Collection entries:
┏━━

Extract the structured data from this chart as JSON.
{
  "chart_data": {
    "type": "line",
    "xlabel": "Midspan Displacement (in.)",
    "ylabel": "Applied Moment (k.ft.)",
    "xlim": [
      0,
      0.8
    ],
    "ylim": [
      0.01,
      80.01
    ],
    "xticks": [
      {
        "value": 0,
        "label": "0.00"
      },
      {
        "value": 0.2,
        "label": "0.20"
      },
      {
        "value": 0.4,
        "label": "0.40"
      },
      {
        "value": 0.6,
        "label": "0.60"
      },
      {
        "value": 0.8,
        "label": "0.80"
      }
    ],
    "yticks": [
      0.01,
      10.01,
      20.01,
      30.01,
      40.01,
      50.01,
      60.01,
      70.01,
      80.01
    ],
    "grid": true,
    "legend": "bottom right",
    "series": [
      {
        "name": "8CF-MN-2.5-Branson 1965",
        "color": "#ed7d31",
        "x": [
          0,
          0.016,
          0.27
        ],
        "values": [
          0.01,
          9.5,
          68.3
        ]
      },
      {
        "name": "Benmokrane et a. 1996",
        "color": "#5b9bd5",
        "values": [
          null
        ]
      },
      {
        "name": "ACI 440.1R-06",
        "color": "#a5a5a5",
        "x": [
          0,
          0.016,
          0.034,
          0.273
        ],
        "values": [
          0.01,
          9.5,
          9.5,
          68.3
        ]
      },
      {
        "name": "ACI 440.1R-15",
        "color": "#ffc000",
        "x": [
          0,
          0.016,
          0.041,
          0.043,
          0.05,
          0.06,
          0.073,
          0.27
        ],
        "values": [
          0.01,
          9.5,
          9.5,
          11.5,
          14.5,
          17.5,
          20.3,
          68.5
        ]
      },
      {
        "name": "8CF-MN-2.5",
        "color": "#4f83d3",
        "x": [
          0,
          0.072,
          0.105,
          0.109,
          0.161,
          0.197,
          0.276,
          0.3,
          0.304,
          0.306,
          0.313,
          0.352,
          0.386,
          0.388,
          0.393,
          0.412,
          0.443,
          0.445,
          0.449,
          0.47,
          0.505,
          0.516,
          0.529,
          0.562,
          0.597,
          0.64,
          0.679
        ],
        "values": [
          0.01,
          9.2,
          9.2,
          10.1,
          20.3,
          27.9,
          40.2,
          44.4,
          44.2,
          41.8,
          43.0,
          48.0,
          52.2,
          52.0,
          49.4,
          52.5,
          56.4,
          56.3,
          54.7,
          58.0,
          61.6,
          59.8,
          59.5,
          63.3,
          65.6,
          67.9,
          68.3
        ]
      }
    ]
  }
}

┗━━

__Set task__: Go through the records above, find every line with the word "name", and list those lines.

__Finished task__:
        "name": "8CF-MN-2.5-Branson 1965",
        "name": "Benmokrane et a. 1996",
        "name": "ACI 440.1R-06",
        "name": "ACI 440.1R-15",
        "name": "8CF-MN-2.5",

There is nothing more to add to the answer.